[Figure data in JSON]

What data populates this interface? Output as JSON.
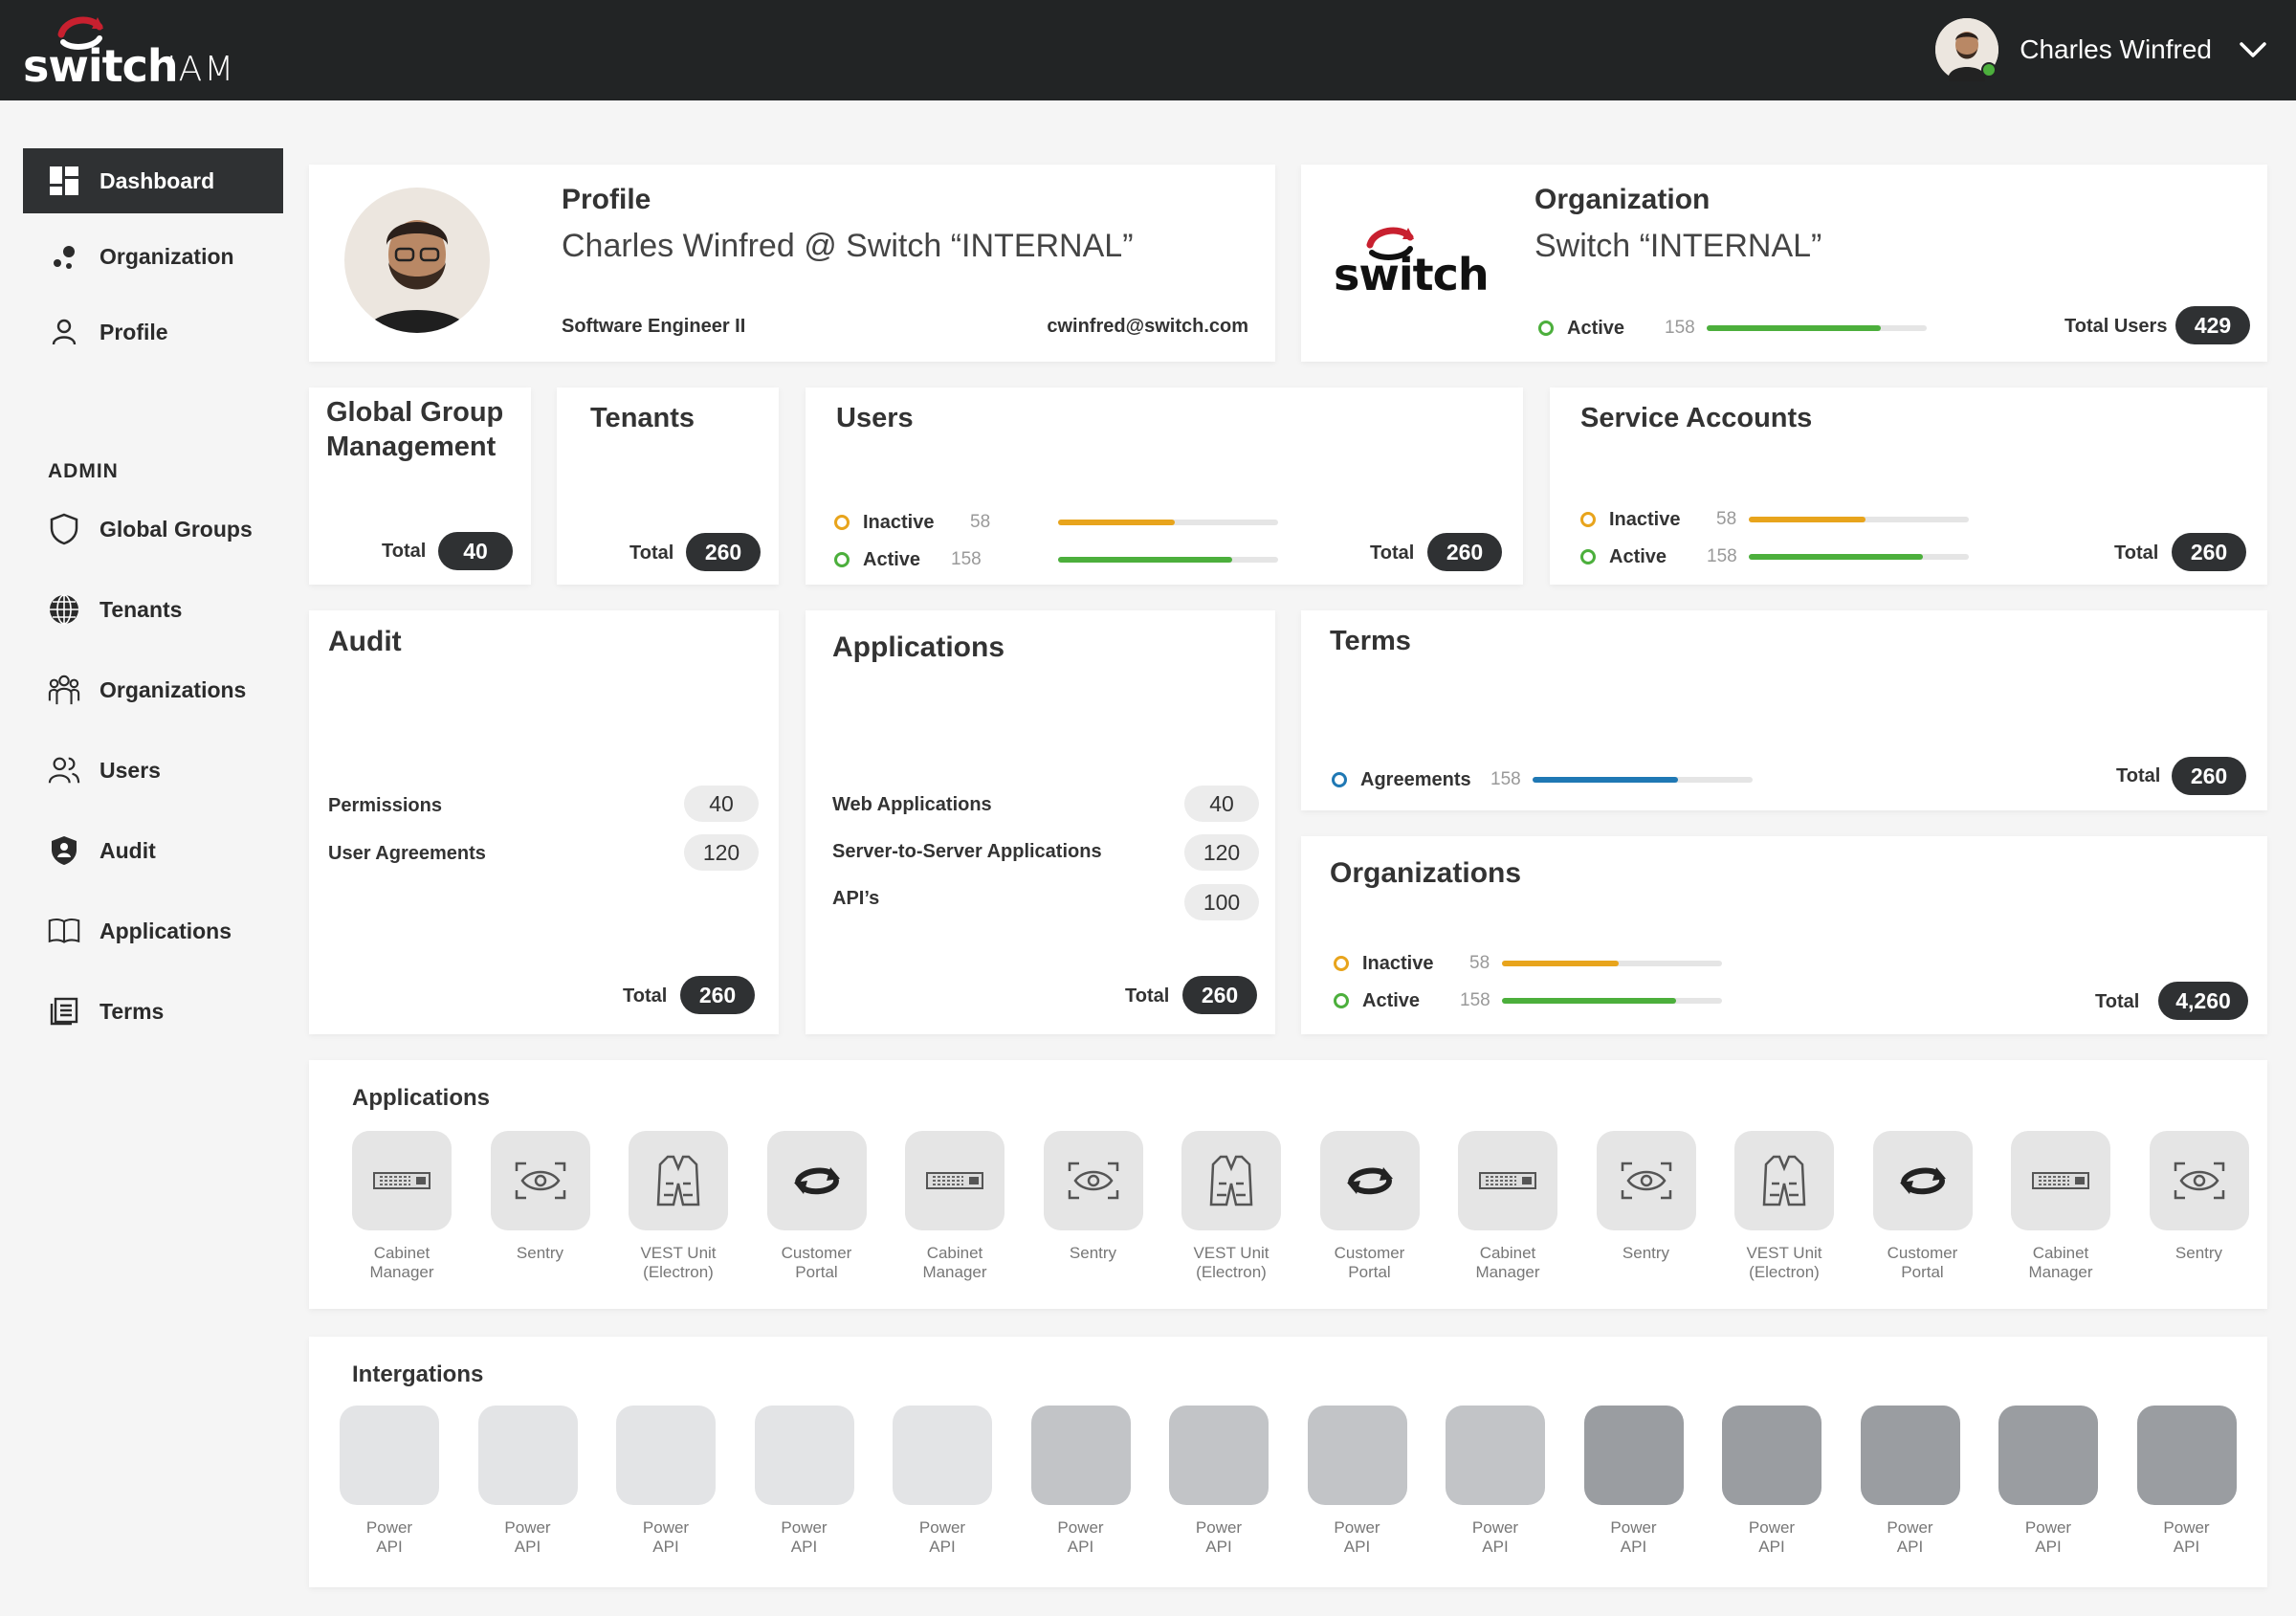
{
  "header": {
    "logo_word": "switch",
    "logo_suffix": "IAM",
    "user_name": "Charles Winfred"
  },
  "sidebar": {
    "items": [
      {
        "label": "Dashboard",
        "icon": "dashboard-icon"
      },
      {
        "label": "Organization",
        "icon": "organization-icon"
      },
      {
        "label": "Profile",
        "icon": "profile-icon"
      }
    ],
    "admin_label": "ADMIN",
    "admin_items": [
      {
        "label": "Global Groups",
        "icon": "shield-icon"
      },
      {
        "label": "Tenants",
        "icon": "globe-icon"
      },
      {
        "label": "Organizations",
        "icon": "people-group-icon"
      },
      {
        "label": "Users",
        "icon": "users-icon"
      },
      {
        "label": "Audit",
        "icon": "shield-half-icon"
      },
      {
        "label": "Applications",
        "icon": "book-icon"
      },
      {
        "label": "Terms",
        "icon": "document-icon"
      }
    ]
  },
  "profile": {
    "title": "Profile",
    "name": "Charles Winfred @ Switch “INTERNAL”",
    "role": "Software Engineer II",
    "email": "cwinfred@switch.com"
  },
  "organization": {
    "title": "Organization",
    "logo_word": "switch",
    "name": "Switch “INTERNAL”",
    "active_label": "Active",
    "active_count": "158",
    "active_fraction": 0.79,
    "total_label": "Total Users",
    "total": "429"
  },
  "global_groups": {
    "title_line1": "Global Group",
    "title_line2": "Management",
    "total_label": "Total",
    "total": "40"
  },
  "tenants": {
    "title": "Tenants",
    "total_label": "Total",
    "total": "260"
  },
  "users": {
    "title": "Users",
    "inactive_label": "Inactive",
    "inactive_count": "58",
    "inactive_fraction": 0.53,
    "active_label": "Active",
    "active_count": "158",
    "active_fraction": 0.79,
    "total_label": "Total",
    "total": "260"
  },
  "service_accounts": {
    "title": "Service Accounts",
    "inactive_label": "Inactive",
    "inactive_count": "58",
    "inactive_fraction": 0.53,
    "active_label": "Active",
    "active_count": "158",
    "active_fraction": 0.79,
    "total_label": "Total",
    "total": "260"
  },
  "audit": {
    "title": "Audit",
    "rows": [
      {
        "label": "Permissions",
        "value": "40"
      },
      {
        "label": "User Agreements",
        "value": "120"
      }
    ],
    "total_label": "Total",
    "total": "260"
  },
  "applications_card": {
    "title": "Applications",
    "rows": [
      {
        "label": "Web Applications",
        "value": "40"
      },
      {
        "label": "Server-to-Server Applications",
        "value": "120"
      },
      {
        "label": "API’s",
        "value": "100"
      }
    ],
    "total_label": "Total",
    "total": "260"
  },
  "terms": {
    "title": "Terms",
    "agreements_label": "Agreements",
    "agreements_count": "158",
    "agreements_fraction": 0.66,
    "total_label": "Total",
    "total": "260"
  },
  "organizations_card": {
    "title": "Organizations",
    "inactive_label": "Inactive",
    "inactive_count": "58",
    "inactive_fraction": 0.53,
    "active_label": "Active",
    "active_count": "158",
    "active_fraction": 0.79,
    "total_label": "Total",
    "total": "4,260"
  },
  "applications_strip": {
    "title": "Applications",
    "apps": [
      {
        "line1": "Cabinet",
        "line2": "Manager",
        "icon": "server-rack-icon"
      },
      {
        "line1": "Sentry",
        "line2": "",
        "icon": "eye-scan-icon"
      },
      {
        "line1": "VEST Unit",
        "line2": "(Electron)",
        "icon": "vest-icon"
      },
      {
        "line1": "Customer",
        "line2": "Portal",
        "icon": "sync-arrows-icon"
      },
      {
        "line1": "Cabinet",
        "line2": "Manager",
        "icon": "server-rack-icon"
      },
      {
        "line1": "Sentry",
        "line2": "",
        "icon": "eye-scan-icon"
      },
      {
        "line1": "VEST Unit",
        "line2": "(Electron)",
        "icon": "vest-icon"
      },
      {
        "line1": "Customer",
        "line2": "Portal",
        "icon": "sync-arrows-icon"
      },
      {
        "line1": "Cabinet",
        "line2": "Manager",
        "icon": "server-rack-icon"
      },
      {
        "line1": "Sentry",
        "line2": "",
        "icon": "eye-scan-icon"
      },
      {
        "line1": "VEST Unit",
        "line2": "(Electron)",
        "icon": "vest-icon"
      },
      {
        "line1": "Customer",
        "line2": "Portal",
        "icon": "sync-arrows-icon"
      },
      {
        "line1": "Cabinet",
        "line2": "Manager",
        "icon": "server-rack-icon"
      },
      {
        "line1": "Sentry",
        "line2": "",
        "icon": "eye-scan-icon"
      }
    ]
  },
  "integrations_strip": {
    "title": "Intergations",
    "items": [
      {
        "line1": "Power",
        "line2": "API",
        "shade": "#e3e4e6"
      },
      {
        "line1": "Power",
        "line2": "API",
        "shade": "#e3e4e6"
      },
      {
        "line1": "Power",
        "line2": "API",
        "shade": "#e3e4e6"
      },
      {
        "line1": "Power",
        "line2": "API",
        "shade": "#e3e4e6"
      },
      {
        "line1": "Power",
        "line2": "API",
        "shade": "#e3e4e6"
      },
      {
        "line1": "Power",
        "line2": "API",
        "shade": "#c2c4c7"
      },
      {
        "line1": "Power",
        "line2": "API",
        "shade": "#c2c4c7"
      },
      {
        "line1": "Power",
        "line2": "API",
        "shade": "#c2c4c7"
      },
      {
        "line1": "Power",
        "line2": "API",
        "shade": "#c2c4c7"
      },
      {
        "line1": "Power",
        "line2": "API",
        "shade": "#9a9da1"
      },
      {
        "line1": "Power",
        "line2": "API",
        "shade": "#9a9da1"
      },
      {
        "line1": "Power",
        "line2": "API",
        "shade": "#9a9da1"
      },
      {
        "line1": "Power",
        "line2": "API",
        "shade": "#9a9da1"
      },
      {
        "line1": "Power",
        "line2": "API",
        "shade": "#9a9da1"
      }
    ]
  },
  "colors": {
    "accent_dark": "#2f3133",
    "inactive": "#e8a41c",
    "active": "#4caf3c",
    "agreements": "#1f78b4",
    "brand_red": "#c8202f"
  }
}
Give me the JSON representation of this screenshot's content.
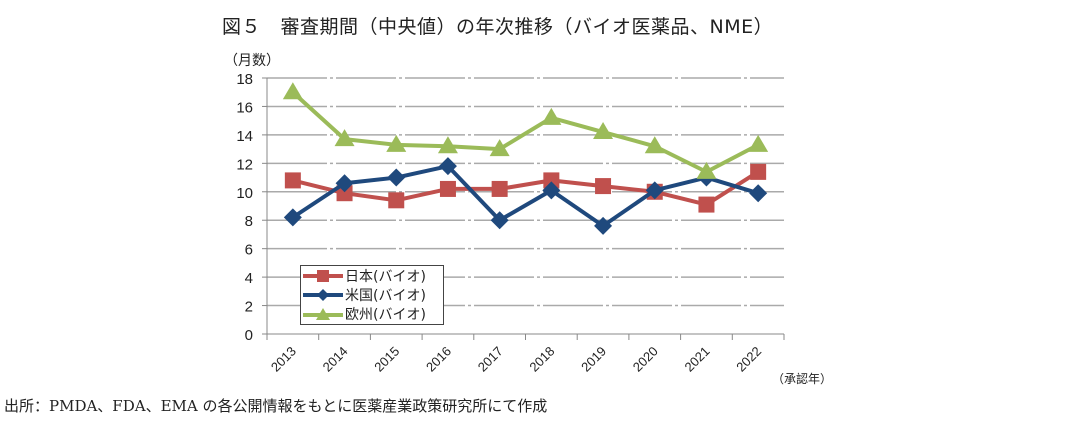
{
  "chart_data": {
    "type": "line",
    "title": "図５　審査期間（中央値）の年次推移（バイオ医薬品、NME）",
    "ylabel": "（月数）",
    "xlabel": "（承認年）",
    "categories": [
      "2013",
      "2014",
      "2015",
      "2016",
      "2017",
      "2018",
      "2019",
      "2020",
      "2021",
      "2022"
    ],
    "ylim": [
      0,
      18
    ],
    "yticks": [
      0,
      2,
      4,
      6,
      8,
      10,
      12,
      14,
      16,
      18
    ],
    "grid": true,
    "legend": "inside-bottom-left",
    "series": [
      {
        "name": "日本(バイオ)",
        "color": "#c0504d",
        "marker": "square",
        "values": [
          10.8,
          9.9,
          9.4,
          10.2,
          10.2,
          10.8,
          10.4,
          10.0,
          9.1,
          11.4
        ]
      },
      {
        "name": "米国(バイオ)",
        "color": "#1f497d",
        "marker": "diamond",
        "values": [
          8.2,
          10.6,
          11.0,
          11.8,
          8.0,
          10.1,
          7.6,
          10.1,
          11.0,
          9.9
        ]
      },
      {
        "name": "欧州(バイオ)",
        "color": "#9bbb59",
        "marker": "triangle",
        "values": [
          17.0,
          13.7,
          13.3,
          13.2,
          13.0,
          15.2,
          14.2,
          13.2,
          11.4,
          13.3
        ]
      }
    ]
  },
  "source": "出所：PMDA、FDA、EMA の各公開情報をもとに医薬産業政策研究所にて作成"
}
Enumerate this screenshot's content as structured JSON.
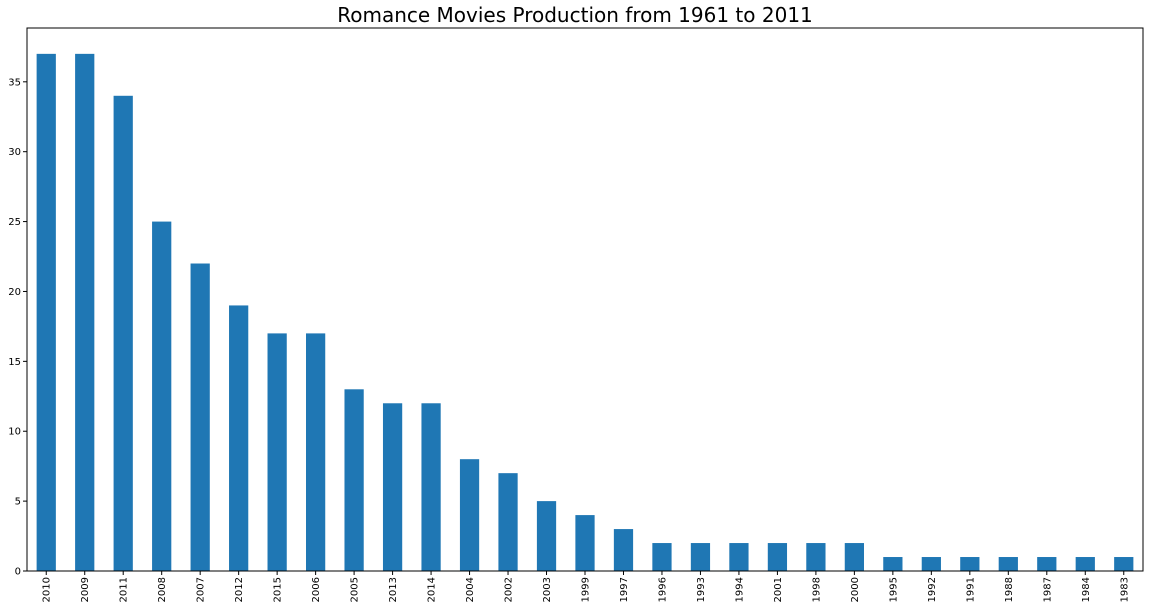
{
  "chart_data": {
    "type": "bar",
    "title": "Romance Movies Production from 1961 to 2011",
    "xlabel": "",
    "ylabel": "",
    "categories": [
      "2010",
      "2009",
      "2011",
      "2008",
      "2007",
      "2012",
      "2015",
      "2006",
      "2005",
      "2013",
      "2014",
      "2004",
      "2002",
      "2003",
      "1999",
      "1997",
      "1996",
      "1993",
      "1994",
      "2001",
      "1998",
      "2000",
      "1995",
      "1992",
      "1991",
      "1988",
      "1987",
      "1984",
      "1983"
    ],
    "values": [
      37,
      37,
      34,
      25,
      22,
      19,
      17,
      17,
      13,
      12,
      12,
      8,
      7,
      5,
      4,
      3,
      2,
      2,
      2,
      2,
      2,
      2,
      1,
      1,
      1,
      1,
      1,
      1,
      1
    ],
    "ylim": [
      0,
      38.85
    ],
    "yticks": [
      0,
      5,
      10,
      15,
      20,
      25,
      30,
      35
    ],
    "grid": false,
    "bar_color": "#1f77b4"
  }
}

● **Work to complete**: Show all lines in the entries above where the string "content" appears.

● **Complete output**:
Give me the JSON representation of this screenshot's content.
Enumerate this screenshot's content as structured JSON.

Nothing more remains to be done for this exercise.